Visual layout annotation data:
-*-*-
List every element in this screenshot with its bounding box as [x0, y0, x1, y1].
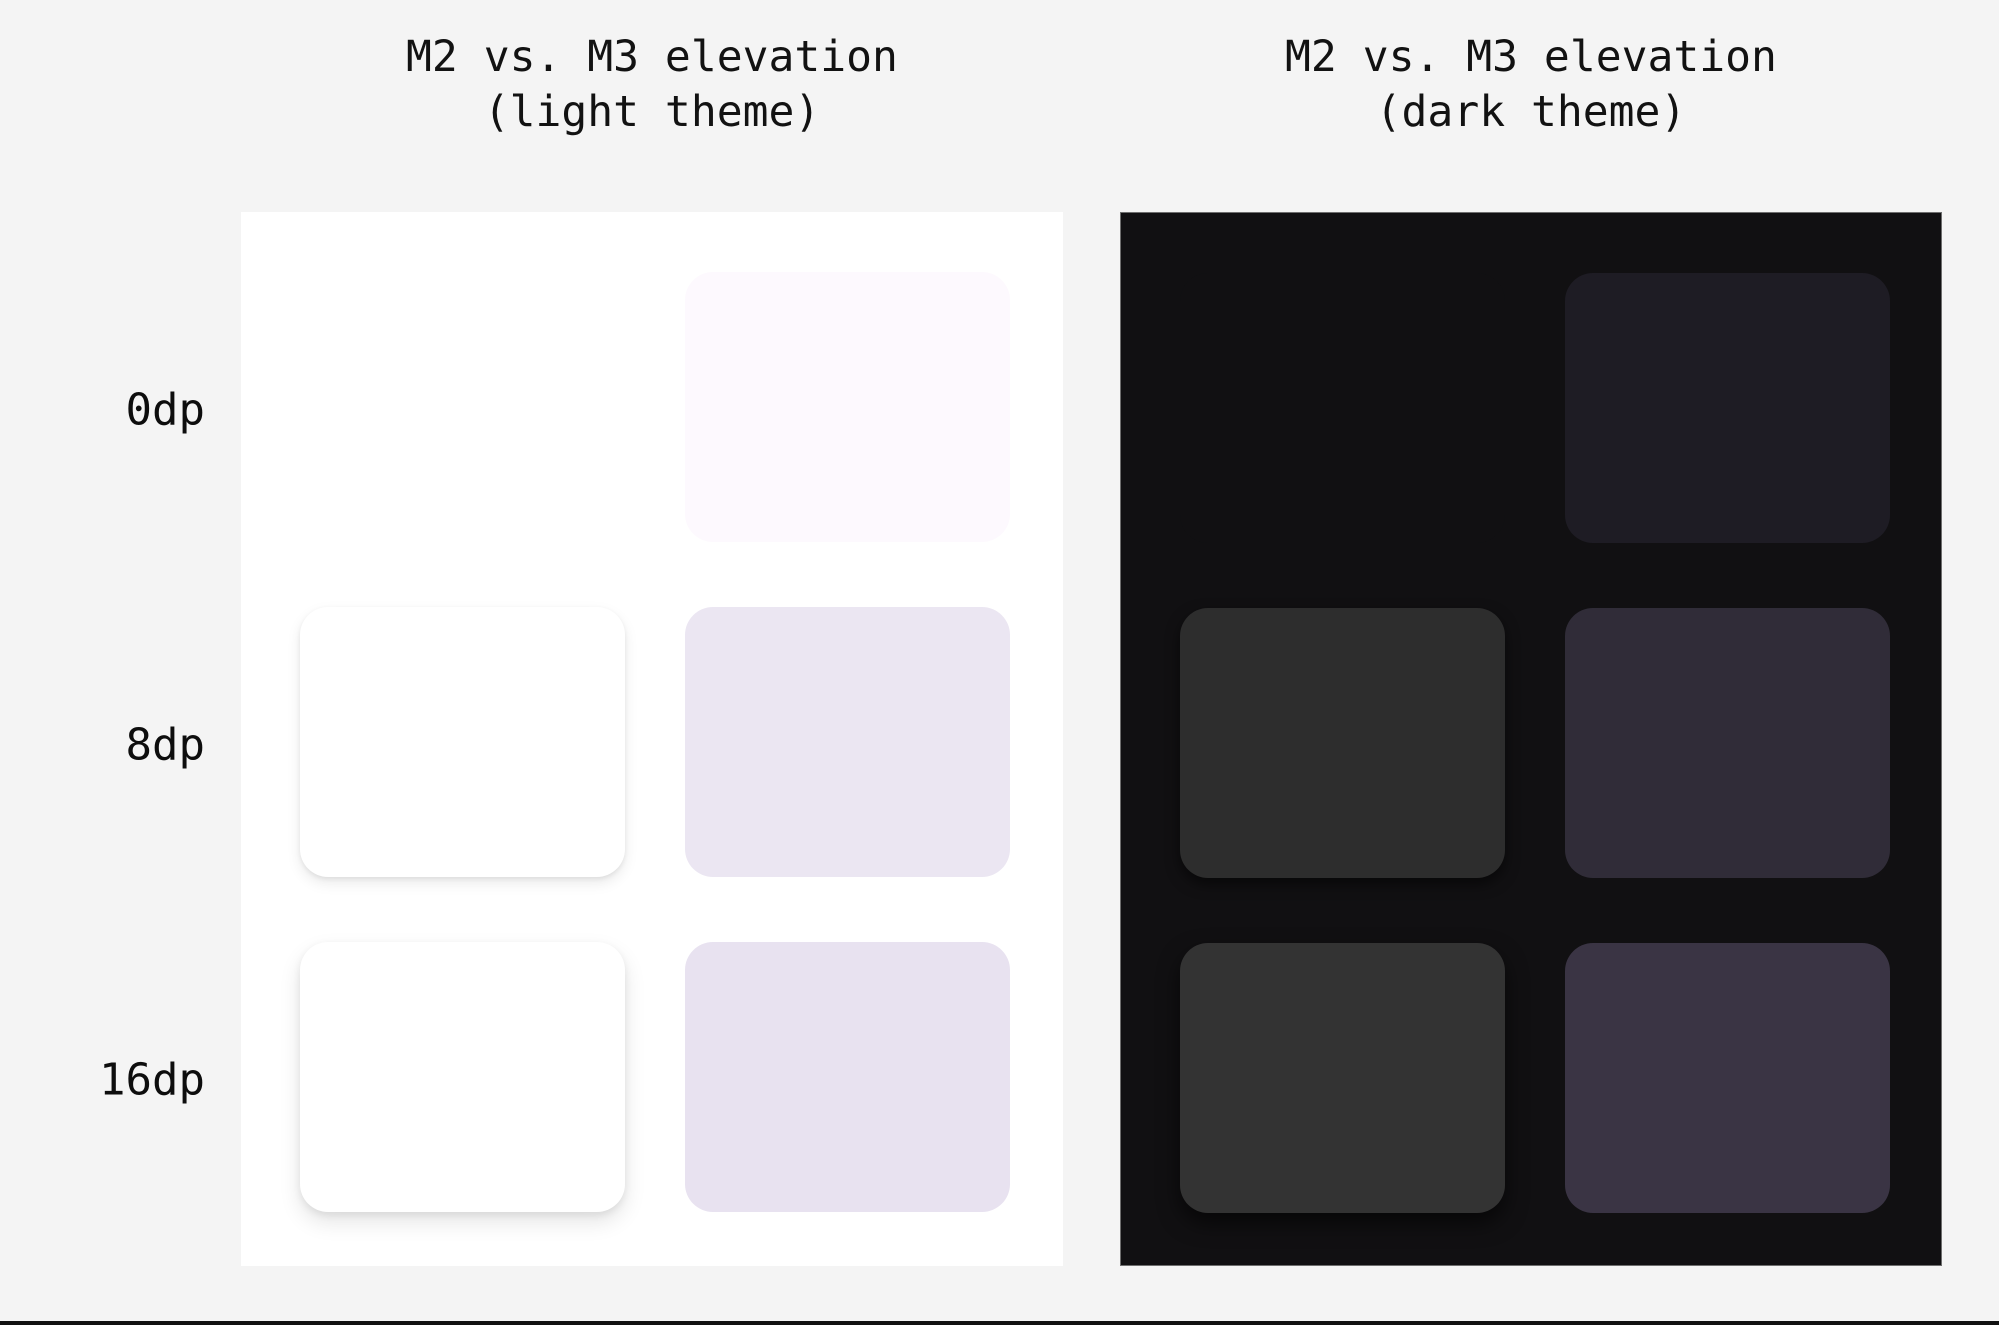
- row-label-8dp: 8dp: [125, 719, 205, 771]
- card-cell-light-m2-8dp: [300, 607, 625, 877]
- elevation-card-light-m3-16dp[interactable]: [685, 942, 1010, 1212]
- elevation-card-dark-m2-0dp[interactable]: [1180, 273, 1505, 543]
- card-cell-dark-m3-0dp: [1565, 273, 1890, 543]
- dark-panel-title: M2 vs. M3 elevation (dark theme): [1285, 32, 1777, 138]
- elevation-card-light-m2-16dp[interactable]: [300, 942, 625, 1212]
- row-label-0dp: 0dp: [125, 384, 205, 436]
- elevation-card-light-m3-8dp[interactable]: [685, 607, 1010, 877]
- elevation-card-dark-m3-0dp[interactable]: [1565, 273, 1890, 543]
- card-cell-light-m3-0dp: [685, 272, 1010, 542]
- elevation-card-dark-m2-16dp[interactable]: [1180, 943, 1505, 1213]
- card-cell-dark-m3-8dp: [1565, 608, 1890, 878]
- light-theme-panel: [241, 212, 1063, 1266]
- titles-row: M2 vs. M3 elevation (light theme) M2 vs.…: [0, 0, 1999, 212]
- elevation-card-light-m3-0dp[interactable]: [685, 272, 1010, 542]
- row-label-16dp: 16dp: [99, 1054, 205, 1106]
- elevation-card-dark-m3-8dp[interactable]: [1565, 608, 1890, 878]
- elevation-card-light-m2-8dp[interactable]: [300, 607, 625, 877]
- card-cell-light-m3-8dp: [685, 607, 1010, 877]
- card-cell-dark-m3-16dp: [1565, 943, 1890, 1213]
- elevation-card-dark-m3-16dp[interactable]: [1565, 943, 1890, 1213]
- elevation-row-labels: 0dp 8dp 16dp: [0, 212, 241, 1266]
- card-cell-dark-m2-16dp: [1180, 943, 1505, 1213]
- card-cell-light-m3-16dp: [685, 942, 1010, 1212]
- elevation-card-dark-m2-8dp[interactable]: [1180, 608, 1505, 878]
- elevation-card-light-m2-0dp[interactable]: [300, 272, 625, 542]
- card-cell-light-m2-0dp: [300, 272, 625, 542]
- light-panel-title: M2 vs. M3 elevation (light theme): [406, 32, 898, 138]
- dark-theme-panel: [1120, 212, 1942, 1266]
- card-cell-light-m2-16dp: [300, 942, 625, 1212]
- card-cell-dark-m2-8dp: [1180, 608, 1505, 878]
- card-cell-dark-m2-0dp: [1180, 273, 1505, 543]
- bottom-divider: [0, 1321, 1999, 1325]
-*-*-
## Exercise objective
Reproduce every line of the items above verbatim, omitting the pictures from your answer.

## Right answer
List every element in this screenshot with its bounding box as [x0, y0, x1, y1].
- row-label-8dp: 8dp: [125, 719, 205, 771]
- card-cell-light-m2-8dp: [300, 607, 625, 877]
- elevation-card-light-m3-16dp[interactable]: [685, 942, 1010, 1212]
- elevation-card-dark-m2-0dp[interactable]: [1180, 273, 1505, 543]
- card-cell-dark-m3-0dp: [1565, 273, 1890, 543]
- dark-panel-title: M2 vs. M3 elevation (dark theme): [1285, 32, 1777, 138]
- elevation-card-light-m2-16dp[interactable]: [300, 942, 625, 1212]
- row-label-0dp: 0dp: [125, 384, 205, 436]
- elevation-card-light-m3-8dp[interactable]: [685, 607, 1010, 877]
- elevation-card-dark-m3-0dp[interactable]: [1565, 273, 1890, 543]
- card-cell-light-m3-0dp: [685, 272, 1010, 542]
- elevation-card-dark-m2-16dp[interactable]: [1180, 943, 1505, 1213]
- card-cell-dark-m3-8dp: [1565, 608, 1890, 878]
- light-theme-panel: [241, 212, 1063, 1266]
- titles-row: M2 vs. M3 elevation (light theme) M2 vs.…: [0, 0, 1999, 212]
- elevation-card-light-m3-0dp[interactable]: [685, 272, 1010, 542]
- row-label-16dp: 16dp: [99, 1054, 205, 1106]
- elevation-card-dark-m3-8dp[interactable]: [1565, 608, 1890, 878]
- elevation-card-light-m2-8dp[interactable]: [300, 607, 625, 877]
- card-cell-light-m3-8dp: [685, 607, 1010, 877]
- card-cell-dark-m3-16dp: [1565, 943, 1890, 1213]
- elevation-card-dark-m3-16dp[interactable]: [1565, 943, 1890, 1213]
- elevation-row-labels: 0dp 8dp 16dp: [0, 212, 241, 1266]
- card-cell-dark-m2-16dp: [1180, 943, 1505, 1213]
- card-cell-light-m3-16dp: [685, 942, 1010, 1212]
- elevation-card-dark-m2-8dp[interactable]: [1180, 608, 1505, 878]
- elevation-card-light-m2-0dp[interactable]: [300, 272, 625, 542]
- card-cell-light-m2-0dp: [300, 272, 625, 542]
- light-panel-title: M2 vs. M3 elevation (light theme): [406, 32, 898, 138]
- dark-theme-panel: [1120, 212, 1942, 1266]
- card-cell-light-m2-16dp: [300, 942, 625, 1212]
- card-cell-dark-m2-8dp: [1180, 608, 1505, 878]
- card-cell-dark-m2-0dp: [1180, 273, 1505, 543]
- bottom-divider: [0, 1321, 1999, 1325]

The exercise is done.